> **What the task asks**: Extract each line bearing the word "الانسان".

Stored entries
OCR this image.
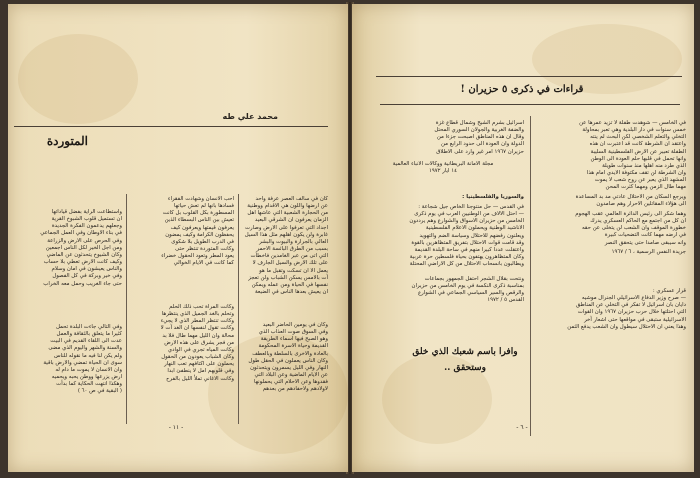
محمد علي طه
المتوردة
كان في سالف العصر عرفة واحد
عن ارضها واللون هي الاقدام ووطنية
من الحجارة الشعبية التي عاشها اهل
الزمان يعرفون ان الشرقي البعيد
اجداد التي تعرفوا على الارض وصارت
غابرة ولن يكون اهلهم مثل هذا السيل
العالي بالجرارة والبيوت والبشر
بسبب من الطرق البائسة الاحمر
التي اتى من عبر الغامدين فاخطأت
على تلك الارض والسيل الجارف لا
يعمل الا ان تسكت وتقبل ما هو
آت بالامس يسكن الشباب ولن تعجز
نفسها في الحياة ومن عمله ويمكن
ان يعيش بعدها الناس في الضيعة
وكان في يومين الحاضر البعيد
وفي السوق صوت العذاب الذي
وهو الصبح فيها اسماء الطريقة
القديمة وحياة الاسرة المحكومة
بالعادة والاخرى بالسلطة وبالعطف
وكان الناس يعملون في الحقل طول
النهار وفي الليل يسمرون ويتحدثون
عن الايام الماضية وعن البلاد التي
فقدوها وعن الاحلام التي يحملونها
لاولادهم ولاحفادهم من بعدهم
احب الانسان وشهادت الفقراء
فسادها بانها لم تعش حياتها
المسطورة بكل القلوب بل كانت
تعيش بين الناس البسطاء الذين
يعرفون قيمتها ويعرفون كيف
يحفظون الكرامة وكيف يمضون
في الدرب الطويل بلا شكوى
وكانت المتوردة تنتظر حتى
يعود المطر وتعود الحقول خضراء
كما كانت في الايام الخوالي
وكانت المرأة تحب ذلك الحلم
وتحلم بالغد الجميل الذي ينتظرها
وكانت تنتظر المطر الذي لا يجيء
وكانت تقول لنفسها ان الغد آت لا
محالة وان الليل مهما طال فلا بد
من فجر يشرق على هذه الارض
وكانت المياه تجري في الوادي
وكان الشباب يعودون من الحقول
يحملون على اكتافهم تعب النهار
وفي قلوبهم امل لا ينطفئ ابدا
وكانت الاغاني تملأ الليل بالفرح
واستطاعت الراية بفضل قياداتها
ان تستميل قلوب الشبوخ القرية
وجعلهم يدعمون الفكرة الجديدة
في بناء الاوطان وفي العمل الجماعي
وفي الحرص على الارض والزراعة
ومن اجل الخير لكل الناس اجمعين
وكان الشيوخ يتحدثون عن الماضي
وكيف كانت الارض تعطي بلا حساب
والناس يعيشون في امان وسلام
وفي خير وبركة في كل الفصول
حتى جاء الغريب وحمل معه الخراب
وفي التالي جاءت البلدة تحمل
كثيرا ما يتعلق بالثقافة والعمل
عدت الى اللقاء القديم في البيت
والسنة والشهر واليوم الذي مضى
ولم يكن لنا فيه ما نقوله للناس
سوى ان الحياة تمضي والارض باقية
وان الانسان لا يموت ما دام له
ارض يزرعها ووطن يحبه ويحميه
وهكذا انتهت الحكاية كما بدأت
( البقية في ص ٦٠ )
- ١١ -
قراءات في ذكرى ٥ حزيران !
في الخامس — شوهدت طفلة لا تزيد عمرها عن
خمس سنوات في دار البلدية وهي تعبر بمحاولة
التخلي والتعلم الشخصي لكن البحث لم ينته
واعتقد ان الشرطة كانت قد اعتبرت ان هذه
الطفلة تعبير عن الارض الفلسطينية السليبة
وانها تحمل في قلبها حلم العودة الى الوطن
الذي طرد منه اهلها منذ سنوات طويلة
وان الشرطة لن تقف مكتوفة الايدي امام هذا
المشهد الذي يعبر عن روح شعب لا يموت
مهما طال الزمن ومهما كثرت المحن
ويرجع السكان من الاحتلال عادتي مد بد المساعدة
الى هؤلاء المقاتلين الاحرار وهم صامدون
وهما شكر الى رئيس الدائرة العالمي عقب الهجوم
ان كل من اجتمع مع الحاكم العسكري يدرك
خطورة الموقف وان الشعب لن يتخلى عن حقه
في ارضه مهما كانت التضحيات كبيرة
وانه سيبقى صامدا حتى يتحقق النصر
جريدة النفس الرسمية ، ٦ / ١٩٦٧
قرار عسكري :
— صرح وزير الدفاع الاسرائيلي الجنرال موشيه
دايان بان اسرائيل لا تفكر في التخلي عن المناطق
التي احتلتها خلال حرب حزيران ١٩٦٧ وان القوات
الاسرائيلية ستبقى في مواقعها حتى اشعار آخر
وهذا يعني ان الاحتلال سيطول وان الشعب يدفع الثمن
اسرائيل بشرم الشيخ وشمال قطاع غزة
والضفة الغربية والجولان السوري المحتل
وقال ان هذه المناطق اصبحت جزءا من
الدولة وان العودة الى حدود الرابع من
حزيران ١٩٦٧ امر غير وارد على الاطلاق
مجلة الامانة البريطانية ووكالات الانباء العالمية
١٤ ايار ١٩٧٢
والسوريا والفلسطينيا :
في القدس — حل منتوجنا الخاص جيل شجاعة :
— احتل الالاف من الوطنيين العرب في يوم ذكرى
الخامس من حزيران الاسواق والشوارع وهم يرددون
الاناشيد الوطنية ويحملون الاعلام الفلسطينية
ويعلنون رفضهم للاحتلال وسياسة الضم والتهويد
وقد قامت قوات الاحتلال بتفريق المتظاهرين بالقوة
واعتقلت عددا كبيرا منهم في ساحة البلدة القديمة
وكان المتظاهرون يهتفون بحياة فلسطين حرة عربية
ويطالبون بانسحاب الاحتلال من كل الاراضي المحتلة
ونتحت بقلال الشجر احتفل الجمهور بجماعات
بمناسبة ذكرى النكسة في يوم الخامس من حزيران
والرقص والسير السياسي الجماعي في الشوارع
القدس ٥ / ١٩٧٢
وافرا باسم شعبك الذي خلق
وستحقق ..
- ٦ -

---

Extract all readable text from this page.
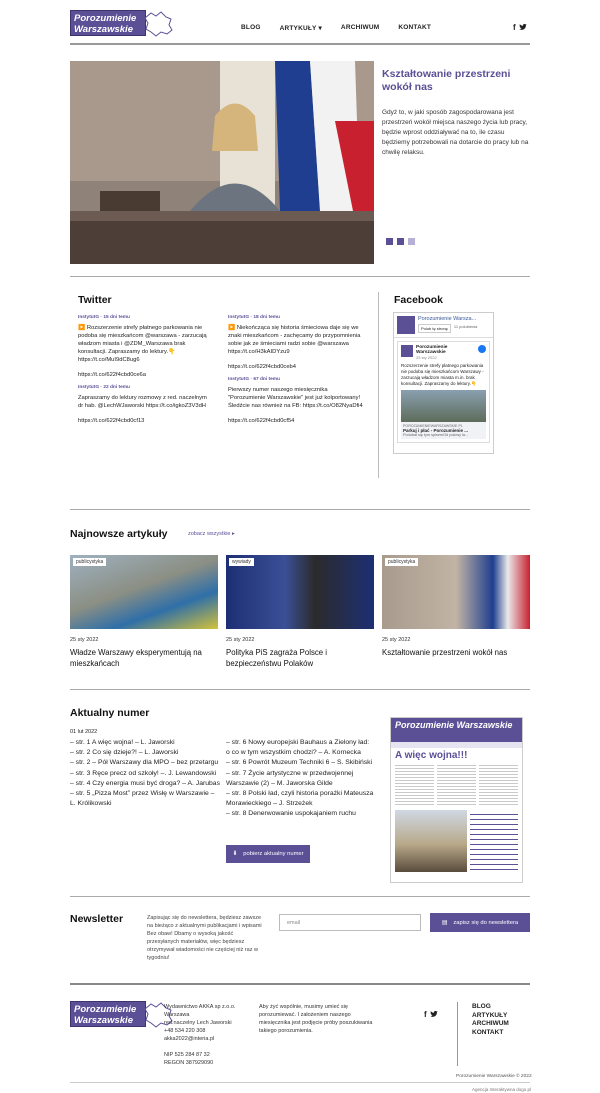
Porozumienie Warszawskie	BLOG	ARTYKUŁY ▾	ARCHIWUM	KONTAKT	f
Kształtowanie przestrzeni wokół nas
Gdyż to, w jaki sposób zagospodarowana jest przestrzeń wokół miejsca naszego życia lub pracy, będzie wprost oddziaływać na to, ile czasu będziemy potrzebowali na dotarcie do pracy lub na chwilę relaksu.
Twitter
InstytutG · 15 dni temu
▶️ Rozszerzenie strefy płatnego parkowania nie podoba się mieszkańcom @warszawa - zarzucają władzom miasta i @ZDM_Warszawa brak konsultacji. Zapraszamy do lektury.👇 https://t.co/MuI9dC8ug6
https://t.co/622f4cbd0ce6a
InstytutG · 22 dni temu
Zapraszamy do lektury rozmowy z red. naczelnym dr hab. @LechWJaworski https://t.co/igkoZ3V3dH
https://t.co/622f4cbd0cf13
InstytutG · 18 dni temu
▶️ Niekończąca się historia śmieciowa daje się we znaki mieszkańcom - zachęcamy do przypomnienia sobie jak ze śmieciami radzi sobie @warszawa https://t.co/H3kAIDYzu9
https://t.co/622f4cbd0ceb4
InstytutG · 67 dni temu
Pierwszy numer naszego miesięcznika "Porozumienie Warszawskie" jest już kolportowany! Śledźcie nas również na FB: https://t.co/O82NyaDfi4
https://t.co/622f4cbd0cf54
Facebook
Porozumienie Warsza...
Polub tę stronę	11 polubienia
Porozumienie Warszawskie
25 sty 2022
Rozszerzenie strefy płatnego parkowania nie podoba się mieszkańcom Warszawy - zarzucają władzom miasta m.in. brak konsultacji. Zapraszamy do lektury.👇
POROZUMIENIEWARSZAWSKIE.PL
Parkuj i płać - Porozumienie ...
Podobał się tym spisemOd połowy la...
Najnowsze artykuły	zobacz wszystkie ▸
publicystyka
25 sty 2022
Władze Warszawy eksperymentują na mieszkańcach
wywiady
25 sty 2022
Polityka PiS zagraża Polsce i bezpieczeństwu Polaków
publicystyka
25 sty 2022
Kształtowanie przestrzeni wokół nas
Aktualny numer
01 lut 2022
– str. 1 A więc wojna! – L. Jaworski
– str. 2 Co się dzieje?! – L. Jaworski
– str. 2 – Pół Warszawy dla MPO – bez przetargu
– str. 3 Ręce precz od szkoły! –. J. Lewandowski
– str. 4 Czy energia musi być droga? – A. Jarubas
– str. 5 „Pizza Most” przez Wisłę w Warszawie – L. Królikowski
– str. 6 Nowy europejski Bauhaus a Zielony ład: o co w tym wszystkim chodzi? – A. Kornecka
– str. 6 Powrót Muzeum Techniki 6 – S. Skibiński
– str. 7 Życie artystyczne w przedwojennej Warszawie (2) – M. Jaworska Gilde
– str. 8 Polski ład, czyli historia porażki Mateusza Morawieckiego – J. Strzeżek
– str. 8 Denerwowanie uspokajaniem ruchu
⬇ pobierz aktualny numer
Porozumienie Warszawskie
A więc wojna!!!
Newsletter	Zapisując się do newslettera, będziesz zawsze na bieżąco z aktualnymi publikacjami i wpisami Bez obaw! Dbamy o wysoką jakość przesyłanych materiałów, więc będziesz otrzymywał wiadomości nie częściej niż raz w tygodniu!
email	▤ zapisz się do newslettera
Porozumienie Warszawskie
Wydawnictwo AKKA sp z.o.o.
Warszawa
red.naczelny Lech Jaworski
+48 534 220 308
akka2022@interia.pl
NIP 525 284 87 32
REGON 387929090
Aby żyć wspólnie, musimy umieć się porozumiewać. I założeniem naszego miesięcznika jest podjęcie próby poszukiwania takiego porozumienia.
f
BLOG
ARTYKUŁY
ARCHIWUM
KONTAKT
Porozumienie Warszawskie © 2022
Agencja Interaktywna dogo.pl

> **Answer to the problem**:
احب الانسان وشهادت الفقراء
وان الانسان لا يموت ما دام له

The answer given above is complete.